» **EXERCISE INSTRUCTIONS**:
Leave the pictures out. Return all other data exactly.

» **RECORD EXCERPTS**:
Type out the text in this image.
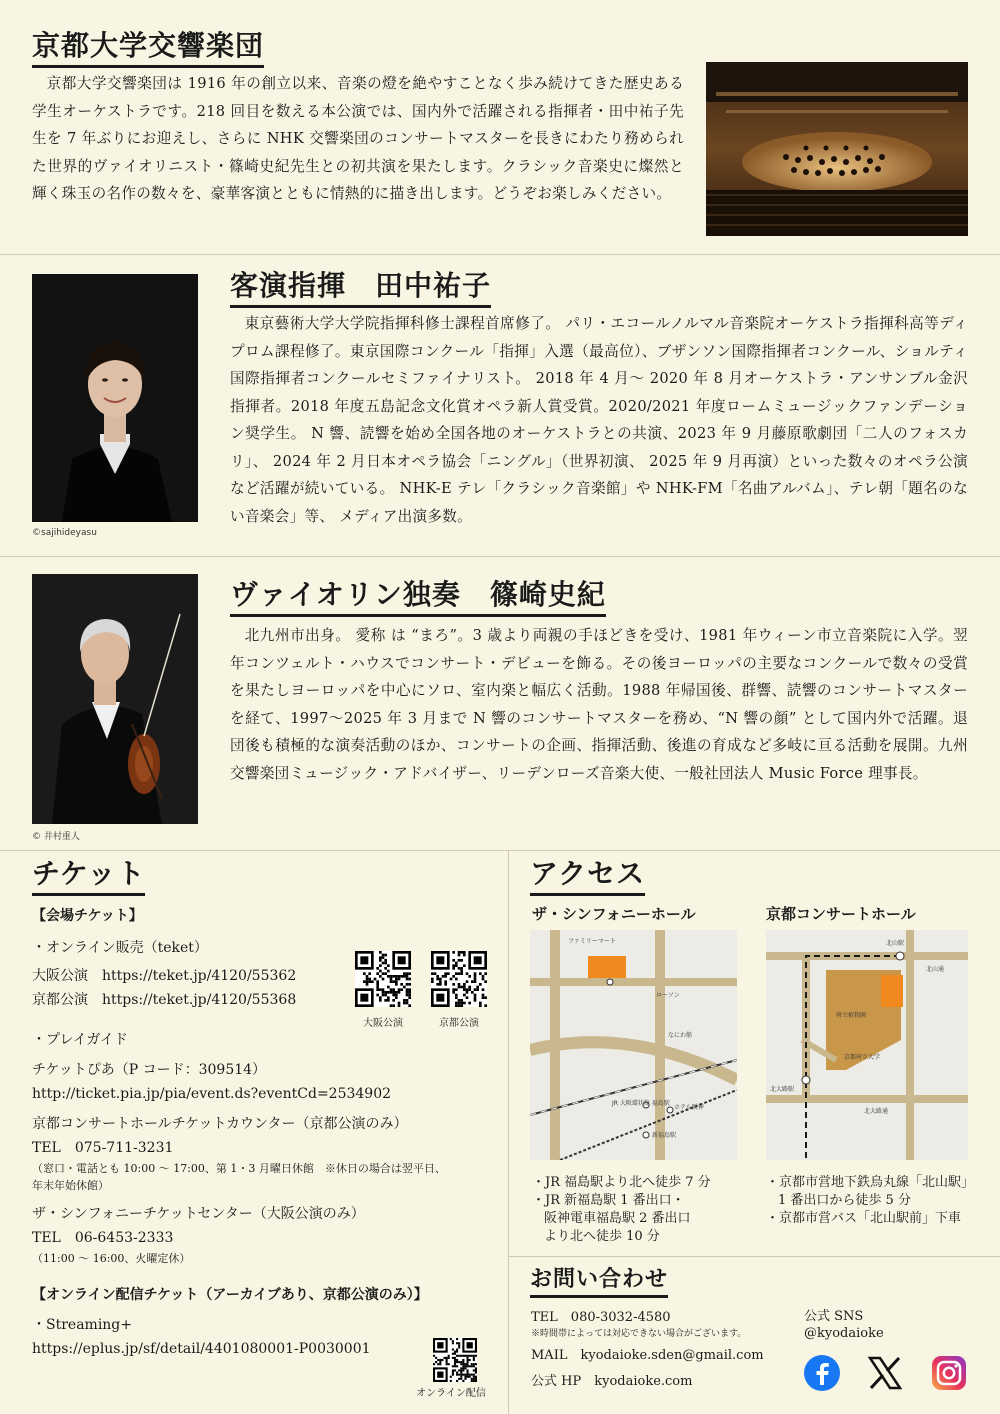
京都大学交響楽団
京都大学交響楽団は 1916 年の創立以来、音楽の燈を絶やすことなく歩み続けてきた歴史ある学生オーケストラです。218 回目を数える本公演では、国内外で活躍される指揮者・田中祐子先生を 7 年ぶりにお迎えし、さらに NHK 交響楽団のコンサートマスターを長きにわたり務められた世界的ヴァイオリニスト・篠崎史紀先生との初共演を果たします。クラシック音楽史に燦然と輝く珠玉の名作の数々を、豪華客演とともに情熱的に描き出します。どうぞお楽しみください。
©sajihideyasu
客演指揮　田中祐子
東京藝術大学大学院指揮科修士課程首席修了。 パリ・エコールノルマル音楽院オーケストラ指揮科高等ディプロム課程修了。東京国際コンクール「指揮」入選（最高位）、ブザンソン国際指揮者コンクール、ショルティ国際指揮者コンクールセミファイナリスト。 2018 年 4 月～ 2020 年 8 月オーケストラ・アンサンブル金沢指揮者。2018 年度五島記念文化賞オペラ新人賞受賞。2020/2021 年度ロームミュージックファンデーション奨学生。 N 響、読響を始め全国各地のオーケストラとの共演、2023 年 9 月藤原歌劇団「二人のフォスカリ」、 2024 年 2 月日本オペラ協会「ニングル」（世界初演、 2025 年 9 月再演）といった数々のオペラ公演など活躍が続いている。 NHK-E テレ「クラシック音楽館」や NHK-FM「名曲アルバム」、テレ朝「題名のない音楽会」等、 メディア出演多数。
© 井村重人
ヴァイオリン独奏　篠崎史紀
北九州市出身。 愛称 は “まろ”。3 歳より両親の手ほどきを受け、1981 年ウィーン市立音楽院に入学。翌年コンツェルト・ハウスでコンサート・デビューを飾る。その後ヨーロッパの主要なコンクールで数々の受賞を果たしヨーロッパを中心にソロ、室内楽と幅広く活動。1988 年帰国後、群響、読響のコンサートマスターを経て、1997～2025 年 3 月まで N 響のコンサートマスターを務め、“N 響の顔” として国内外で活躍。退団後も積極的な演奏活動のほか、コンサートの企画、指揮活動、後進の育成など多岐に亘る活動を展開。九州交響楽団ミュージック・アドバイザー、リーデンローズ音楽大使、一般社団法人 Music Force 理事長。
チケット
【会場チケット】
・オンライン販売（teket）
大阪公演　https://teket.jp/4120/55362
京都公演　https://teket.jp/4120/55368
・プレイガイド
チケットぴあ（P コード：309514）
http://ticket.pia.jp/pia/event.ds?eventCd=2534902
京都コンサートホールチケットカウンター（京都公演のみ）
TEL　075-711-3231
（窓口・電話とも 10:00 ～ 17:00、第 1・3 月曜日休館　※休日の場合は翌平日、
年末年始休館）
ザ・シンフォニーチケットセンター（大阪公演のみ）
TEL　06-6453-2333
（11:00 ～ 16:00、火曜定休）
【オンライン配信チケット（アーカイブあり、京都公演のみ）】
・Streaming+
https://eplus.jp/sf/detail/4401080001-P0030001
大阪公演	京都公演
オンライン配信
アクセス
ザ・シンフォニーホール	京都コンサートホール
ファミリーマート
ローソン
なにわ筋
JR 大阪環状線 福島駅
ホテル阪神
新福島駅
北山駅
北山通
府立植物園
京都府立大学
北大路駅
北大路通
・JR 福島駅より北へ徒歩 7 分
・JR 新福島駅 1 番出口・
阪神電車福島駅 2 番出口
より北へ徒歩 10 分
・京都市営地下鉄烏丸線「北山駅」
1 番出口から徒歩 5 分
・京都市営バス「北山駅前」下車
お問い合わせ
TEL　080-3032-4580
※時間帯によっては対応できない場合がございます。
MAIL　kyodaioke.sden@gmail.com
公式 HP　kyodaioke.com
公式 SNS
@kyodaioke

» **EXERCISE RESPONSE**:
Type out the text in this image.
京都大学交響楽団
京都大学交響楽団は 1916 年の創立以来、音楽の燈を絶やすことなく歩み続けてきた歴史ある学生オーケストラです。218 回目を数える本公演では、国内外で活躍される指揮者・田中祐子先生を 7 年ぶりにお迎えし、さらに NHK 交響楽団のコンサートマスターを長きにわたり務められた世界的ヴァイオリニスト・篠崎史紀先生との初共演を果たします。クラシック音楽史に燦然と輝く珠玉の名作の数々を、豪華客演とともに情熱的に描き出します。どうぞお楽しみください。
©sajihideyasu
客演指揮　田中祐子
東京藝術大学大学院指揮科修士課程首席修了。 パリ・エコールノルマル音楽院オーケストラ指揮科高等ディプロム課程修了。東京国際コンクール「指揮」入選（最高位）、ブザンソン国際指揮者コンクール、ショルティ国際指揮者コンクールセミファイナリスト。 2018 年 4 月～ 2020 年 8 月オーケストラ・アンサンブル金沢指揮者。2018 年度五島記念文化賞オペラ新人賞受賞。2020/2021 年度ロームミュージックファンデーション奨学生。 N 響、読響を始め全国各地のオーケストラとの共演、2023 年 9 月藤原歌劇団「二人のフォスカリ」、 2024 年 2 月日本オペラ協会「ニングル」（世界初演、 2025 年 9 月再演）といった数々のオペラ公演など活躍が続いている。 NHK-E テレ「クラシック音楽館」や NHK-FM「名曲アルバム」、テレ朝「題名のない音楽会」等、 メディア出演多数。
© 井村重人
ヴァイオリン独奏　篠崎史紀
北九州市出身。 愛称 は “まろ”。3 歳より両親の手ほどきを受け、1981 年ウィーン市立音楽院に入学。翌年コンツェルト・ハウスでコンサート・デビューを飾る。その後ヨーロッパの主要なコンクールで数々の受賞を果たしヨーロッパを中心にソロ、室内楽と幅広く活動。1988 年帰国後、群響、読響のコンサートマスターを経て、1997～2025 年 3 月まで N 響のコンサートマスターを務め、“N 響の顔” として国内外で活躍。退団後も積極的な演奏活動のほか、コンサートの企画、指揮活動、後進の育成など多岐に亘る活動を展開。九州交響楽団ミュージック・アドバイザー、リーデンローズ音楽大使、一般社団法人 Music Force 理事長。
チケット
【会場チケット】
・オンライン販売（teket）
大阪公演　https://teket.jp/4120/55362
京都公演　https://teket.jp/4120/55368
・プレイガイド
チケットぴあ（P コード：309514）
http://ticket.pia.jp/pia/event.ds?eventCd=2534902
京都コンサートホールチケットカウンター（京都公演のみ）
TEL　075-711-3231
（窓口・電話とも 10:00 ～ 17:00、第 1・3 月曜日休館　※休日の場合は翌平日、
年末年始休館）
ザ・シンフォニーチケットセンター（大阪公演のみ）
TEL　06-6453-2333
（11:00 ～ 16:00、火曜定休）
【オンライン配信チケット（アーカイブあり、京都公演のみ）】
・Streaming+
https://eplus.jp/sf/detail/4401080001-P0030001
大阪公演	京都公演
オンライン配信
アクセス
ザ・シンフォニーホール	京都コンサートホール
ファミリーマート
ローソン
なにわ筋
JR 大阪環状線 福島駅
ホテル阪神
新福島駅
北山駅
北山通
府立植物園
京都府立大学
北大路駅
北大路通
・JR 福島駅より北へ徒歩 7 分
・JR 新福島駅 1 番出口・
阪神電車福島駅 2 番出口
より北へ徒歩 10 分
・京都市営地下鉄烏丸線「北山駅」
1 番出口から徒歩 5 分
・京都市営バス「北山駅前」下車
お問い合わせ
TEL　080-3032-4580
※時間帯によっては対応できない場合がございます。
MAIL　kyodaioke.sden@gmail.com
公式 HP　kyodaioke.com
公式 SNS
@kyodaioke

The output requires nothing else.